Exercise description — Find and copy every line in the records that includes the string "image".

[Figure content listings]
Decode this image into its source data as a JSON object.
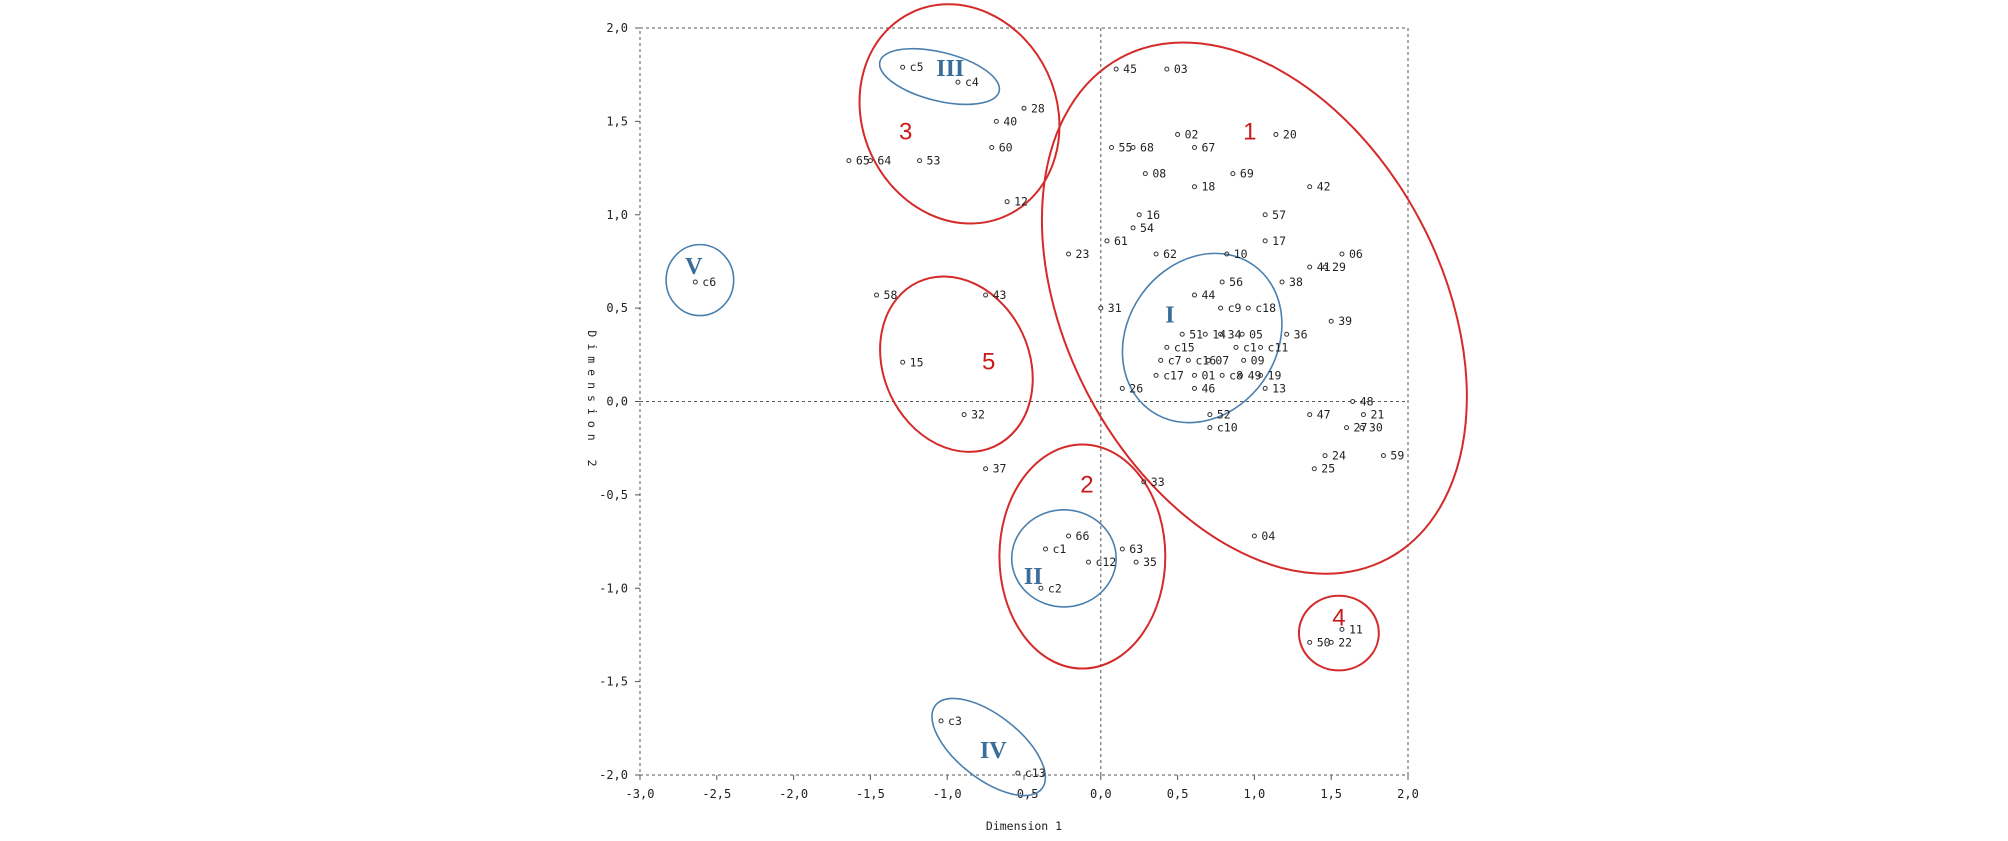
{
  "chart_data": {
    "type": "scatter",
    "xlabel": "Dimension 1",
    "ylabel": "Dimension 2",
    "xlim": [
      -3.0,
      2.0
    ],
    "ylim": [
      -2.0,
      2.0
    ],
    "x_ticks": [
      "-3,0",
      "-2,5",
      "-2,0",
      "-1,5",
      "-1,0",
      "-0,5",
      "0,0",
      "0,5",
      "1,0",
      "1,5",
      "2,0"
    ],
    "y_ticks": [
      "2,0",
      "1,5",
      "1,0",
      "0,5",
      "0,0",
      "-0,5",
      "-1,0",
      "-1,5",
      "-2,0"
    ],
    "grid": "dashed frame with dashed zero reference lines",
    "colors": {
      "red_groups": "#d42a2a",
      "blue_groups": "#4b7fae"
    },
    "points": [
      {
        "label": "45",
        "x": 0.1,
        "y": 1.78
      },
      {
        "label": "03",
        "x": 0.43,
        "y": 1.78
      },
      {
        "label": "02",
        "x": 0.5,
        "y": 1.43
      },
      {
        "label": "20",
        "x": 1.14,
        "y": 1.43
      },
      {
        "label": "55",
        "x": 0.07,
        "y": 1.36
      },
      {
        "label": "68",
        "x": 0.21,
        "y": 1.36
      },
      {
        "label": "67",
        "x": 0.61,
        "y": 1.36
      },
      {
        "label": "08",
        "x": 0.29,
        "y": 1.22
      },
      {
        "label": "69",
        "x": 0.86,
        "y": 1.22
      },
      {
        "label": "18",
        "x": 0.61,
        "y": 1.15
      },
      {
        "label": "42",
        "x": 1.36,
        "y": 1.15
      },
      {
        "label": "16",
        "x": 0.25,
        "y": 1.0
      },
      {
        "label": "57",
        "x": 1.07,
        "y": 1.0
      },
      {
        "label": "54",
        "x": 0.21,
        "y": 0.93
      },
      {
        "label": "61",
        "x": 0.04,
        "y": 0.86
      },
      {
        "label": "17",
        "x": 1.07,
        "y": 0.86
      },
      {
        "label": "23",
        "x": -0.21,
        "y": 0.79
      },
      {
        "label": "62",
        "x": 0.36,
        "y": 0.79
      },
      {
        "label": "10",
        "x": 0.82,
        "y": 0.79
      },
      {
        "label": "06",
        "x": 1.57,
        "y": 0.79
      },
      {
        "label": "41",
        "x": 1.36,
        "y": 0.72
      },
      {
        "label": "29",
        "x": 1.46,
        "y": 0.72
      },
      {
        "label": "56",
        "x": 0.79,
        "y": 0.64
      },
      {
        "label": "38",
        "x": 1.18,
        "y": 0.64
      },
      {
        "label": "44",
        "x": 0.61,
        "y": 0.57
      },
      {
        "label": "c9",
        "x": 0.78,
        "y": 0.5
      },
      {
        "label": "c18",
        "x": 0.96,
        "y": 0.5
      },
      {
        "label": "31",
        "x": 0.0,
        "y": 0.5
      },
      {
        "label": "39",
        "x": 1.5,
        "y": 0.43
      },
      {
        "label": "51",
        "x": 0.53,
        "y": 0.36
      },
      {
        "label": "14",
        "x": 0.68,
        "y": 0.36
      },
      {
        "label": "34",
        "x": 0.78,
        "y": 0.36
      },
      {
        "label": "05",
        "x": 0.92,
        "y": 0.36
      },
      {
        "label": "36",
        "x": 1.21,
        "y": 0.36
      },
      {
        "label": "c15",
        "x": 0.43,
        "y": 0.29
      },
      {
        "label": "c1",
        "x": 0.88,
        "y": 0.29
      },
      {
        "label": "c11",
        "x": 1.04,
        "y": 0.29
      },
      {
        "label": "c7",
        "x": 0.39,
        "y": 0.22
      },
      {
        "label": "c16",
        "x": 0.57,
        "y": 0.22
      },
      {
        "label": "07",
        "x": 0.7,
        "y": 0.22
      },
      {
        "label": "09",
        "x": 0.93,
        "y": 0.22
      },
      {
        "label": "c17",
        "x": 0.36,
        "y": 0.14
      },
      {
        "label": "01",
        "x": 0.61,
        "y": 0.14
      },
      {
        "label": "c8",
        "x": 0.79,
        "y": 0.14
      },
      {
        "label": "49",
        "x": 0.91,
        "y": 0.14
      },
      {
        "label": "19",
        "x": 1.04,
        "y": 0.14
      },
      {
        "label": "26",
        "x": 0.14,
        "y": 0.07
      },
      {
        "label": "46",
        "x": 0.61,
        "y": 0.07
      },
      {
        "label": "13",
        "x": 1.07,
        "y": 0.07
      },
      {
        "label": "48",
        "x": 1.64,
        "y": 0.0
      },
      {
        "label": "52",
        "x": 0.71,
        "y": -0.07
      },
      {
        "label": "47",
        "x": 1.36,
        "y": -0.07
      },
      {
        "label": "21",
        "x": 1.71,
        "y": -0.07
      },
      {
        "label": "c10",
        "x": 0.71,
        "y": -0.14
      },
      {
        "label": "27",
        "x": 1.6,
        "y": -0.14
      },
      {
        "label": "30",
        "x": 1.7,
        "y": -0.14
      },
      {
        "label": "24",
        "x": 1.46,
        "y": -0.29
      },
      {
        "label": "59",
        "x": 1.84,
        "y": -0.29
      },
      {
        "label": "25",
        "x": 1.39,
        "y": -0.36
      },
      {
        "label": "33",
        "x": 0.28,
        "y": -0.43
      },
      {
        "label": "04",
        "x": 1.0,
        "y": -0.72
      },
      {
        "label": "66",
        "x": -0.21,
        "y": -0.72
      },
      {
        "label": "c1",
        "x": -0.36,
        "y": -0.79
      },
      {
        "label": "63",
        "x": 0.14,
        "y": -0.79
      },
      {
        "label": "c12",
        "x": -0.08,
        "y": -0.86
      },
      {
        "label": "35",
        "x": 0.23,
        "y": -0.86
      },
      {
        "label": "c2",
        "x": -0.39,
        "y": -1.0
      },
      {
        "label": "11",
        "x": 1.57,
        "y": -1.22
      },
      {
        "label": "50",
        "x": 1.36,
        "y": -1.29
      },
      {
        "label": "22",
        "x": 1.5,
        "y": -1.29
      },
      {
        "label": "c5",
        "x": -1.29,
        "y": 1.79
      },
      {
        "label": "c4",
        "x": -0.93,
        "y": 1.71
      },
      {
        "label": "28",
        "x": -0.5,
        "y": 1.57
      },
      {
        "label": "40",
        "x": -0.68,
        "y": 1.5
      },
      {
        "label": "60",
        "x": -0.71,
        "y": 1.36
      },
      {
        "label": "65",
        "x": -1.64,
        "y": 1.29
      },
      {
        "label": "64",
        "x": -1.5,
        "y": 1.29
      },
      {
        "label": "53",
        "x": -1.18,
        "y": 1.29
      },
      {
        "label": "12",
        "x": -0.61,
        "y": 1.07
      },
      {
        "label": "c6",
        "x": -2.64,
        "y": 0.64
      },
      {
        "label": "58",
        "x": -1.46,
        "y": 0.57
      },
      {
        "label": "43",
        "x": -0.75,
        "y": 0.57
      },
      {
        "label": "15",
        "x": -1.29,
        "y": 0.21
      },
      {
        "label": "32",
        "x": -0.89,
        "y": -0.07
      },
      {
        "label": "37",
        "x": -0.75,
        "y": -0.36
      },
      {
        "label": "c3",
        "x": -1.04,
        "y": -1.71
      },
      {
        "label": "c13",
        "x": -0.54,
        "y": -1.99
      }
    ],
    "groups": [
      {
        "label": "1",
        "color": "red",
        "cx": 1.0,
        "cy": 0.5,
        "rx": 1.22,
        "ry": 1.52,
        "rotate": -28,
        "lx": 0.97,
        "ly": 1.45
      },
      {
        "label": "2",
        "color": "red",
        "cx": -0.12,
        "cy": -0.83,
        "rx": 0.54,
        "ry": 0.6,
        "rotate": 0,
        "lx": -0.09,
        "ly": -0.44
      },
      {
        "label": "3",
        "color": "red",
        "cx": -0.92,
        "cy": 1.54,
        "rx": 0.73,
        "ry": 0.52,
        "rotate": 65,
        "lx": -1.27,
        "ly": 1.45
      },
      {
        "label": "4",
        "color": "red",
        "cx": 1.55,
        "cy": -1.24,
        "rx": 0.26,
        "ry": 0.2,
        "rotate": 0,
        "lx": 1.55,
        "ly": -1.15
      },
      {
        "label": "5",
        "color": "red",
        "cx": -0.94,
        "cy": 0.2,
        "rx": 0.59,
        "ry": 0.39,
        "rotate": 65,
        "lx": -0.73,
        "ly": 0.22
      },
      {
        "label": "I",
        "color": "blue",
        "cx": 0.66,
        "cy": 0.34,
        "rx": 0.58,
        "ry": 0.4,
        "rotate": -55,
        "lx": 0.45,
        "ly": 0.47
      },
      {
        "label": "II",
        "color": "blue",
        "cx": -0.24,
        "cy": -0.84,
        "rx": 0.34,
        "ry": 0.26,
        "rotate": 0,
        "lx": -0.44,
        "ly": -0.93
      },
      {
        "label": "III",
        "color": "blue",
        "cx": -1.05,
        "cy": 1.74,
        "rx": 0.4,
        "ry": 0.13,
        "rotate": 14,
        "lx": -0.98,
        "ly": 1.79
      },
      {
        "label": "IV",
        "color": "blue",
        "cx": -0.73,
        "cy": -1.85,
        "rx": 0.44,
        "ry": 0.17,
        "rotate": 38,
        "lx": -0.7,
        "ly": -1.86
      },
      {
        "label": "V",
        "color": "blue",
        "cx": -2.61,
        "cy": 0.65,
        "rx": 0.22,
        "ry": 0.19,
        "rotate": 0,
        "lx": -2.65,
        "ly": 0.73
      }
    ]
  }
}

==

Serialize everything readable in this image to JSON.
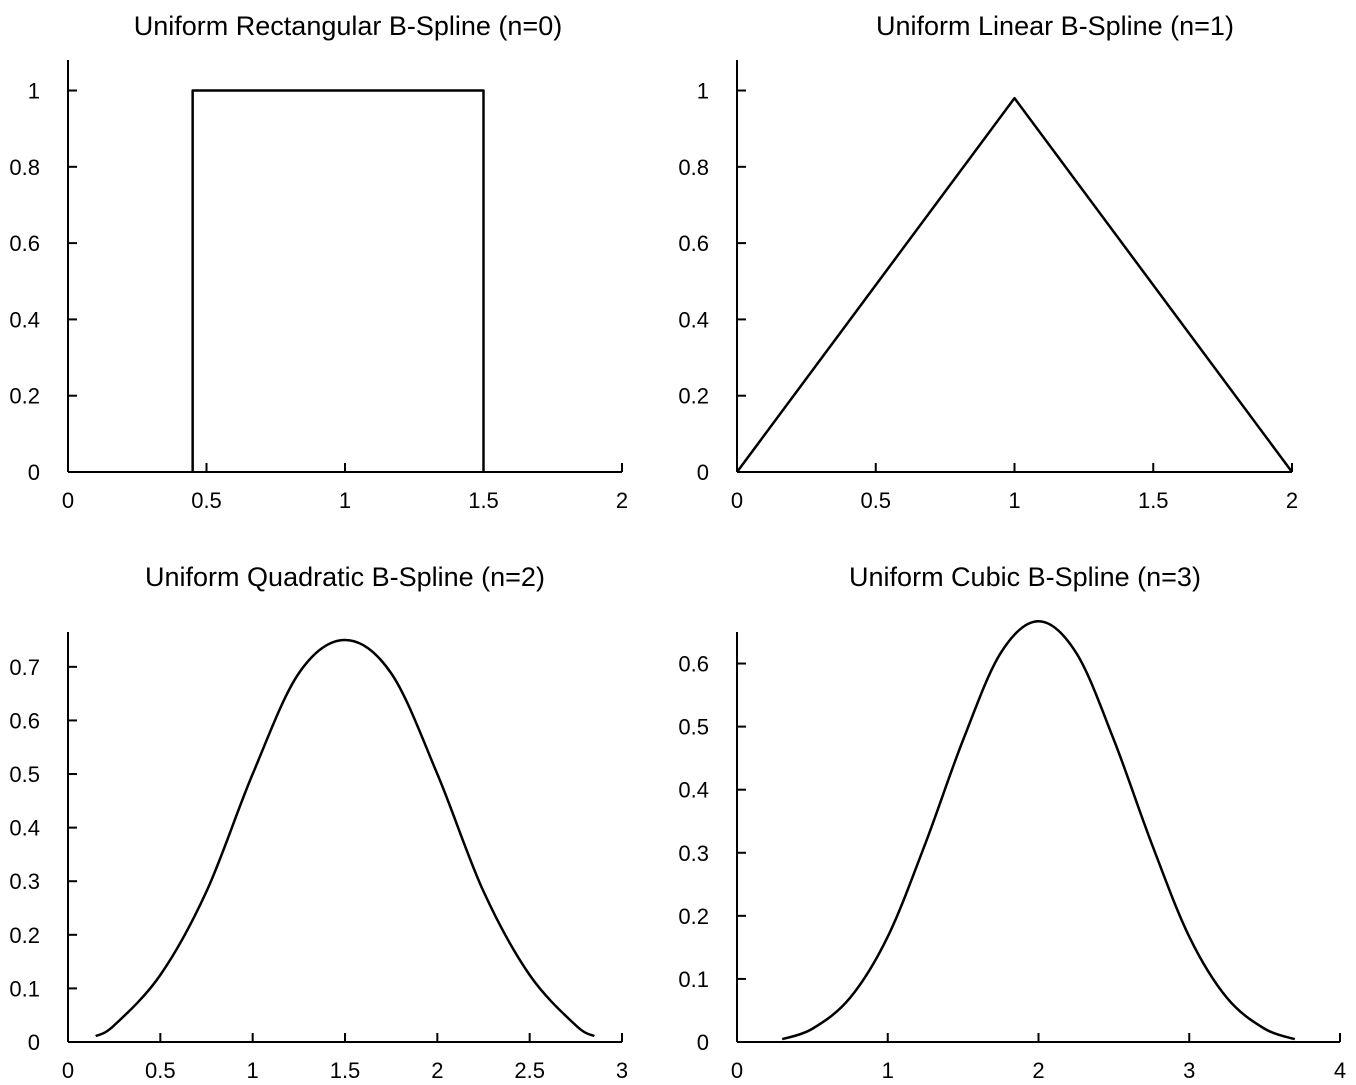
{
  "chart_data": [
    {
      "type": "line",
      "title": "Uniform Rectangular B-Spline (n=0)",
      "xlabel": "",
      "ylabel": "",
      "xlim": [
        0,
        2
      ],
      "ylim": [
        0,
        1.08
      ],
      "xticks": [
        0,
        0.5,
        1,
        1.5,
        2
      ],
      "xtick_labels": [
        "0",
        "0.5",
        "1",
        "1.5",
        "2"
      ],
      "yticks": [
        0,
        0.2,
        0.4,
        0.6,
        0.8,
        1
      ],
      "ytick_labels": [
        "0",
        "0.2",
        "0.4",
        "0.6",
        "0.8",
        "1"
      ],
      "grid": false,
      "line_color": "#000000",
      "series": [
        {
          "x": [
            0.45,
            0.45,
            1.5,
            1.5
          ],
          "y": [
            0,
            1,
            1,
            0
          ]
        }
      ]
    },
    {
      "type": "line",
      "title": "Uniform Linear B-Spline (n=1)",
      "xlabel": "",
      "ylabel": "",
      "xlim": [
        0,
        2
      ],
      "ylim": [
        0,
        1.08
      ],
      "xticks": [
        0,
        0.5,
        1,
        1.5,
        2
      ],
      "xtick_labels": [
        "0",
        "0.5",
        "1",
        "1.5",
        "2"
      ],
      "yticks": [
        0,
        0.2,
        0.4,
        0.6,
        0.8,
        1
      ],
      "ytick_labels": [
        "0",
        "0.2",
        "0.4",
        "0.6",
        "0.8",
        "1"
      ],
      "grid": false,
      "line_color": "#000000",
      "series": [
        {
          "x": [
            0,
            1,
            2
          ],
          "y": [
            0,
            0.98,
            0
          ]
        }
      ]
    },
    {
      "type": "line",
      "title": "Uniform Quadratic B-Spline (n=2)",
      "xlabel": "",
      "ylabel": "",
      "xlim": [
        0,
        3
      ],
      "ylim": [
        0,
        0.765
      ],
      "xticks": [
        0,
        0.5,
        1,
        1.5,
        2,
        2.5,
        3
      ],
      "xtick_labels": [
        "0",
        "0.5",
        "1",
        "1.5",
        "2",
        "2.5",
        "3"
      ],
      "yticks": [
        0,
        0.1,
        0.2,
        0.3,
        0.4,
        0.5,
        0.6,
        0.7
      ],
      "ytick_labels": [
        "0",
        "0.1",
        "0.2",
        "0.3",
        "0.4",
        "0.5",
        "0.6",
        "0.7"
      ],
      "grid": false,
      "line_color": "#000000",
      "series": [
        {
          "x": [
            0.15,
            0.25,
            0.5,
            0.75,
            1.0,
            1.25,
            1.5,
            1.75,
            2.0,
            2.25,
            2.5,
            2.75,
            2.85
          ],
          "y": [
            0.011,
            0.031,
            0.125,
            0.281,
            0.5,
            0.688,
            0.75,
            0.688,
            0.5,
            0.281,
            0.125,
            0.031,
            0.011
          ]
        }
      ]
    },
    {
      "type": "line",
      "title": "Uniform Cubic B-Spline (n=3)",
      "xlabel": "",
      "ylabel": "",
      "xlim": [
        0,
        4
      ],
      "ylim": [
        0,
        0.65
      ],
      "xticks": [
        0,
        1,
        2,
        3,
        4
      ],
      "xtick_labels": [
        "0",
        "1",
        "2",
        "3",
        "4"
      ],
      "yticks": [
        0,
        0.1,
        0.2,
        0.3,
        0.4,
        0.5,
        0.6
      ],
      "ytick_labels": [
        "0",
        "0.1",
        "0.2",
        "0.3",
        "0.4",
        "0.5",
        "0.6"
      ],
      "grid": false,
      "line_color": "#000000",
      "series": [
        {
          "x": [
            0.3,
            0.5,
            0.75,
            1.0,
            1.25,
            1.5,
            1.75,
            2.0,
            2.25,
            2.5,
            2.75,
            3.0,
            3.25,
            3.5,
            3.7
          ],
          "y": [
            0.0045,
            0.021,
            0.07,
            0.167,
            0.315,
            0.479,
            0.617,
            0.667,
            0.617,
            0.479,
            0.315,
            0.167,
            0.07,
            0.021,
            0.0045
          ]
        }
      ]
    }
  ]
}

Complete answer —
Decode this image into its source data as a JSON object.
Serialize everything readable in this image to JSON.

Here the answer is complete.